Record list:
--------------------------------------------------
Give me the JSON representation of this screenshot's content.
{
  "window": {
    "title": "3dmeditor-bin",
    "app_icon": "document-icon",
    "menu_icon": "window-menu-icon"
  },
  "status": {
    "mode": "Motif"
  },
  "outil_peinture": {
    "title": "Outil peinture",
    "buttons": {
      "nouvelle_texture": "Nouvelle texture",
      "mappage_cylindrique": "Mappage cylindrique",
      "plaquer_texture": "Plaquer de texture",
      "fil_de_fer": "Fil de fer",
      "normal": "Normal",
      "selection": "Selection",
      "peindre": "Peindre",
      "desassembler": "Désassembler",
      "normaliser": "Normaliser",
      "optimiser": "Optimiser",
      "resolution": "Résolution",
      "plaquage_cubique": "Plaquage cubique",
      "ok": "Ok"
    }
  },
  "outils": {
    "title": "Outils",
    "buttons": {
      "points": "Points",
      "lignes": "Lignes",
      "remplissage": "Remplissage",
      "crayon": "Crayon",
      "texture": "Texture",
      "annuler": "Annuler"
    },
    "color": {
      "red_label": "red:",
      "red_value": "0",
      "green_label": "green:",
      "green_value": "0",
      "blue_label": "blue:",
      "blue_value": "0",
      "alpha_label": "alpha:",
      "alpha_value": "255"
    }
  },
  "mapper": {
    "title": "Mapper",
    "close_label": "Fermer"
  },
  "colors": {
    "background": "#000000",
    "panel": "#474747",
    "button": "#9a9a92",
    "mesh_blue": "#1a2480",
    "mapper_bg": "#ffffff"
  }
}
--------------------------------------------------
Aim of the exercise: Find how many lines of the listing include the string "title" and give that number, nothing else.

Written solution: 4